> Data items
⁂
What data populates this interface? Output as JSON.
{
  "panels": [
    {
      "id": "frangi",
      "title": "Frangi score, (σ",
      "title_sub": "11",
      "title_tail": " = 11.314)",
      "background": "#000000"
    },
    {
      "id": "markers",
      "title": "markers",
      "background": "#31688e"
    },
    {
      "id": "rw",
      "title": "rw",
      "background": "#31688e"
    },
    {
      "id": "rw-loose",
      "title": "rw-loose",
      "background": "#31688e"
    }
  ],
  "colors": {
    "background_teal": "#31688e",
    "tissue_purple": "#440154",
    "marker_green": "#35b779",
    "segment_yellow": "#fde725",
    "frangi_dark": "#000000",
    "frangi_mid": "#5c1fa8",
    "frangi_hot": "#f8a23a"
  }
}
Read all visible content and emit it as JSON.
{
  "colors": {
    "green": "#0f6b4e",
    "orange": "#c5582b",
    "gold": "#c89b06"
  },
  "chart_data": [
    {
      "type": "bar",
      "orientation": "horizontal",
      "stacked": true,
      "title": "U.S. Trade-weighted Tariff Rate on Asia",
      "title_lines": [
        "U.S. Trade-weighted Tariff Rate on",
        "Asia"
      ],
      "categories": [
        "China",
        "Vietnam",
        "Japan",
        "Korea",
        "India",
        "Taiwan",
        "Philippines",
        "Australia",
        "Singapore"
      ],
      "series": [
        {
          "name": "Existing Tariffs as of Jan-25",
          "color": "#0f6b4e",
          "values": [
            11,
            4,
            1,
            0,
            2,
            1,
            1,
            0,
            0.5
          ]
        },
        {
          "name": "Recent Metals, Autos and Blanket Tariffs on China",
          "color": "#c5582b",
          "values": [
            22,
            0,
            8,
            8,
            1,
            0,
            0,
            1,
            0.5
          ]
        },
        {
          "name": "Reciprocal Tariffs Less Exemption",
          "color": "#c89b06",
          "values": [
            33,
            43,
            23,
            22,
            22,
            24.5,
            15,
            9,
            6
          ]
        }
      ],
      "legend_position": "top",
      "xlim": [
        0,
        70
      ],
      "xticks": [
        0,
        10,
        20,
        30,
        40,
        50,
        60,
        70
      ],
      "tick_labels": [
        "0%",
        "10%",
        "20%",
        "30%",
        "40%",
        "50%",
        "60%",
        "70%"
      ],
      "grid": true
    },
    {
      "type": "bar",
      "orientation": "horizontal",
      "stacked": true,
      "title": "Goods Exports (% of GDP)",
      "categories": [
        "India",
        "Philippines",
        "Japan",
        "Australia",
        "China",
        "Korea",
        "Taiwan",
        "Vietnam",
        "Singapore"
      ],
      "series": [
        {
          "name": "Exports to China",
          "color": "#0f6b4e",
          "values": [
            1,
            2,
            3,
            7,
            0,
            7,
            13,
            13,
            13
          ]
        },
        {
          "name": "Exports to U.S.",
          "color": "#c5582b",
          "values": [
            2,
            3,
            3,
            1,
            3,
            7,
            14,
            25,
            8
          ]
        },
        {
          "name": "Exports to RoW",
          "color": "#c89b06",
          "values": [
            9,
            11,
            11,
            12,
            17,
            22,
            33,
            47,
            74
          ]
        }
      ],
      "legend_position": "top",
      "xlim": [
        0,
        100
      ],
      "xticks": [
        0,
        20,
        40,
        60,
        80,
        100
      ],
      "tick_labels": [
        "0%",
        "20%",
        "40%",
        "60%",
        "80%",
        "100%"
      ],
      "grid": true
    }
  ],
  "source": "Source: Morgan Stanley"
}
⁂
Return all of the entries exactly as they were supplied.

> Solution for this exercise
What data populates this interface? Output as JSON.
{
  "panels": [
    {
      "id": "frangi",
      "title": "Frangi score, (σ",
      "title_sub": "11",
      "title_tail": " = 11.314)",
      "background": "#000000"
    },
    {
      "id": "markers",
      "title": "markers",
      "background": "#31688e"
    },
    {
      "id": "rw",
      "title": "rw",
      "background": "#31688e"
    },
    {
      "id": "rw-loose",
      "title": "rw-loose",
      "background": "#31688e"
    }
  ],
  "colors": {
    "background_teal": "#31688e",
    "tissue_purple": "#440154",
    "marker_green": "#35b779",
    "segment_yellow": "#fde725",
    "frangi_dark": "#000000",
    "frangi_mid": "#5c1fa8",
    "frangi_hot": "#f8a23a"
  }
}
Read all visible content and emit it as JSON.
{
  "colors": {
    "green": "#0f6b4e",
    "orange": "#c5582b",
    "gold": "#c89b06"
  },
  "chart_data": [
    {
      "type": "bar",
      "orientation": "horizontal",
      "stacked": true,
      "title": "U.S. Trade-weighted Tariff Rate on Asia",
      "title_lines": [
        "U.S. Trade-weighted Tariff Rate on",
        "Asia"
      ],
      "categories": [
        "China",
        "Vietnam",
        "Japan",
        "Korea",
        "India",
        "Taiwan",
        "Philippines",
        "Australia",
        "Singapore"
      ],
      "series": [
        {
          "name": "Existing Tariffs as of Jan-25",
          "color": "#0f6b4e",
          "values": [
            11,
            4,
            1,
            0,
            2,
            1,
            1,
            0,
            0.5
          ]
        },
        {
          "name": "Recent Metals, Autos and Blanket Tariffs on China",
          "color": "#c5582b",
          "values": [
            22,
            0,
            8,
            8,
            1,
            0,
            0,
            1,
            0.5
          ]
        },
        {
          "name": "Reciprocal Tariffs Less Exemption",
          "color": "#c89b06",
          "values": [
            33,
            43,
            23,
            22,
            22,
            24.5,
            15,
            9,
            6
          ]
        }
      ],
      "legend_position": "top",
      "xlim": [
        0,
        70
      ],
      "xticks": [
        0,
        10,
        20,
        30,
        40,
        50,
        60,
        70
      ],
      "tick_labels": [
        "0%",
        "10%",
        "20%",
        "30%",
        "40%",
        "50%",
        "60%",
        "70%"
      ],
      "grid": true
    },
    {
      "type": "bar",
      "orientation": "horizontal",
      "stacked": true,
      "title": "Goods Exports (% of GDP)",
      "categories": [
        "India",
        "Philippines",
        "Japan",
        "Australia",
        "China",
        "Korea",
        "Taiwan",
        "Vietnam",
        "Singapore"
      ],
      "series": [
        {
          "name": "Exports to China",
          "color": "#0f6b4e",
          "values": [
            1,
            2,
            3,
            7,
            0,
            7,
            13,
            13,
            13
          ]
        },
        {
          "name": "Exports to U.S.",
          "color": "#c5582b",
          "values": [
            2,
            3,
            3,
            1,
            3,
            7,
            14,
            25,
            8
          ]
        },
        {
          "name": "Exports to RoW",
          "color": "#c89b06",
          "values": [
            9,
            11,
            11,
            12,
            17,
            22,
            33,
            47,
            74
          ]
        }
      ],
      "legend_position": "top",
      "xlim": [
        0,
        100
      ],
      "xticks": [
        0,
        20,
        40,
        60,
        80,
        100
      ],
      "tick_labels": [
        "0%",
        "20%",
        "40%",
        "60%",
        "80%",
        "100%"
      ],
      "grid": true
    }
  ],
  "source": "Source: Morgan Stanley"
}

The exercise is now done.